* Entries provided:
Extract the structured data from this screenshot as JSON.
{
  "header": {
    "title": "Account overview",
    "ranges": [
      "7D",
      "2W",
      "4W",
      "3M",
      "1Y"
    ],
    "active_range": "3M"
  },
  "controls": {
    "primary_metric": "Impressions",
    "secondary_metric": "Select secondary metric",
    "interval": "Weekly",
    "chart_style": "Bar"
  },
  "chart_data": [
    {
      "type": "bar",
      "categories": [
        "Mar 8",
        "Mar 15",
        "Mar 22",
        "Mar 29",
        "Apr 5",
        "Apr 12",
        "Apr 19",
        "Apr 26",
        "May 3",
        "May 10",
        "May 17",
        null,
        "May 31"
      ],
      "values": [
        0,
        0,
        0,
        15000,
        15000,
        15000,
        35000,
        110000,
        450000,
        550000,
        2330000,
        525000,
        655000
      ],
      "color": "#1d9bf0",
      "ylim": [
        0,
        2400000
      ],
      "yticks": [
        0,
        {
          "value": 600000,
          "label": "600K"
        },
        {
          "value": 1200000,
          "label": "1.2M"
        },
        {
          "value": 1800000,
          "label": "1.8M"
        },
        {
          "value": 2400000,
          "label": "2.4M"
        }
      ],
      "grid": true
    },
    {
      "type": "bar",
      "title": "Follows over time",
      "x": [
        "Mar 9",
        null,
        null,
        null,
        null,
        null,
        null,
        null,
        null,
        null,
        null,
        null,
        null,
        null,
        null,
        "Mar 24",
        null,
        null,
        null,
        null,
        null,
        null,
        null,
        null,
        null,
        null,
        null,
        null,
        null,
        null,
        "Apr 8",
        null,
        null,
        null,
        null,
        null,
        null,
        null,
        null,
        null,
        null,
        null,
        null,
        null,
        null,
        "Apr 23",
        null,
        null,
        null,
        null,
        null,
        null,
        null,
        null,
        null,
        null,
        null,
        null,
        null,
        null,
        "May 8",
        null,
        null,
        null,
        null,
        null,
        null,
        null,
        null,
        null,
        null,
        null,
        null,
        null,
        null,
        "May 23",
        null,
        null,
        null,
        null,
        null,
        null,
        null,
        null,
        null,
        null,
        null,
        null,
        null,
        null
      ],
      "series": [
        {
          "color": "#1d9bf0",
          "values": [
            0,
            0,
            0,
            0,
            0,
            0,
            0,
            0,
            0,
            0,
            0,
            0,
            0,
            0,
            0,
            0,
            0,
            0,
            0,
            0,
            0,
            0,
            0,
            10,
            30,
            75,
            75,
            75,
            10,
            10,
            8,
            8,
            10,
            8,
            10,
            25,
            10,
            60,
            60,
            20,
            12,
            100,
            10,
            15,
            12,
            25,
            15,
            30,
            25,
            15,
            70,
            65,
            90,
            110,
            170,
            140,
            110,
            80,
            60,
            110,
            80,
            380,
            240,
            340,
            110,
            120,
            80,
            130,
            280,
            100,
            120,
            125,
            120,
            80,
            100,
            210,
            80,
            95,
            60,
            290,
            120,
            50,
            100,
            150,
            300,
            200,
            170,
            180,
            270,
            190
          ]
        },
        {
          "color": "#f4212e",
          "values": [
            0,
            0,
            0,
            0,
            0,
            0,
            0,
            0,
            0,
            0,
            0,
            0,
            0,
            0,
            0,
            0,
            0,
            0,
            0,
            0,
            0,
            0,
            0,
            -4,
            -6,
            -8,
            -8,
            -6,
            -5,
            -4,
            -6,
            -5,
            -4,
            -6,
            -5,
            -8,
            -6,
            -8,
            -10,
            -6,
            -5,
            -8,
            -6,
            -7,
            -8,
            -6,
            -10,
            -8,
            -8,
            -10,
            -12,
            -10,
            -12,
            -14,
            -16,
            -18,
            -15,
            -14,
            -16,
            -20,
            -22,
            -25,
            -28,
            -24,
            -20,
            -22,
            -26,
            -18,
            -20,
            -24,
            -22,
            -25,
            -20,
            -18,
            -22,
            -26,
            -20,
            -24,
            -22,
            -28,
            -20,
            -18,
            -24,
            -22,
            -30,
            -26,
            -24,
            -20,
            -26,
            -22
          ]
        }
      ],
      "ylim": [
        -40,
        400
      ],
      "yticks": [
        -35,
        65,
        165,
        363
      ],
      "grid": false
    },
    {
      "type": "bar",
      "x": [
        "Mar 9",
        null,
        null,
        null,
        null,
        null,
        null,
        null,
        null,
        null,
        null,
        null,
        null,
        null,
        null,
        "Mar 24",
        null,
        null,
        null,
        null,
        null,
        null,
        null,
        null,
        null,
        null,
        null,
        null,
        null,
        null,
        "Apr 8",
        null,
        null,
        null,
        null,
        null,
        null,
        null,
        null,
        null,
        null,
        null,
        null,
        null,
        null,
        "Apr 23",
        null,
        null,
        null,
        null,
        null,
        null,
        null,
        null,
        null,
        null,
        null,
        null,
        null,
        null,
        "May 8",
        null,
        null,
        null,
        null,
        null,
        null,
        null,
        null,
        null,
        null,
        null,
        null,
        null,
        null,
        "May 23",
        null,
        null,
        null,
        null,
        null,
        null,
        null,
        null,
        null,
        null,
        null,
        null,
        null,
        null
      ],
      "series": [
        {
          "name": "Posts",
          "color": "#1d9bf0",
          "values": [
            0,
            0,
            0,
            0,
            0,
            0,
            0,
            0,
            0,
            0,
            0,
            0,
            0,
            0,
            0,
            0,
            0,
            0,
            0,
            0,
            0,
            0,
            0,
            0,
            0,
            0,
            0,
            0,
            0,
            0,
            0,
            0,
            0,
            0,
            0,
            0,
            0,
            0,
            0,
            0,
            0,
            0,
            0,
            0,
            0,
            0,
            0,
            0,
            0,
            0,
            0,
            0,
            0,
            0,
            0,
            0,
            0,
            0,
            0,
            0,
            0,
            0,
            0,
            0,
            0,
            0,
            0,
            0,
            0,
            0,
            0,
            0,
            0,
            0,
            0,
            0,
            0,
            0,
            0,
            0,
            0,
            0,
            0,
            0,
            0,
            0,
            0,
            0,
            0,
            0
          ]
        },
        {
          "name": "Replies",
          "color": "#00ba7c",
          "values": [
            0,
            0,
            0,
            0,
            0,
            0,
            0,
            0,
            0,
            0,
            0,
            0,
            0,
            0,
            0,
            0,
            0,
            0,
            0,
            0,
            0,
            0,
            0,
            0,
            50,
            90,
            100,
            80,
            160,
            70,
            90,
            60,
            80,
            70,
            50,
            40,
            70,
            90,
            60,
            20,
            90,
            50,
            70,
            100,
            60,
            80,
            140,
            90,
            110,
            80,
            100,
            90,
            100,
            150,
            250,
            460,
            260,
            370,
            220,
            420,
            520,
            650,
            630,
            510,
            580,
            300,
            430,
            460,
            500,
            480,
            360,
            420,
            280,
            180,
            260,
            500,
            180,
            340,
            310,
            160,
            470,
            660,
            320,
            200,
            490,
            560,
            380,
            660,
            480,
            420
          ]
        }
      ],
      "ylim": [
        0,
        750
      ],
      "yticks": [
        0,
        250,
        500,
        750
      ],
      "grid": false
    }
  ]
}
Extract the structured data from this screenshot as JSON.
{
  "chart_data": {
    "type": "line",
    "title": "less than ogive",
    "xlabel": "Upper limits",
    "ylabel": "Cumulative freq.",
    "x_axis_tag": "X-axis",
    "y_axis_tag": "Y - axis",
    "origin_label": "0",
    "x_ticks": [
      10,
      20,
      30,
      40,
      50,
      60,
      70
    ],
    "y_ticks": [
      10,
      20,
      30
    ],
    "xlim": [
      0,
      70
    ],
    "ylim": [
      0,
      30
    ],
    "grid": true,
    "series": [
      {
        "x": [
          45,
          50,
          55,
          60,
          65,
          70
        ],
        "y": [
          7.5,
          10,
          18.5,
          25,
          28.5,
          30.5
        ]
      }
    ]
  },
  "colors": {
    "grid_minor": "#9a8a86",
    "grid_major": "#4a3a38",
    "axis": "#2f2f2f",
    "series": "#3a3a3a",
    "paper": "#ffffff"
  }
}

* Problem:
Track down all lines above with the string "axis" and copy them.

* Result of this exercise:
    "x_axis_tag": "X-axis",
    "y_axis_tag": "Y - axis",
    "axis": "#2f2f2f",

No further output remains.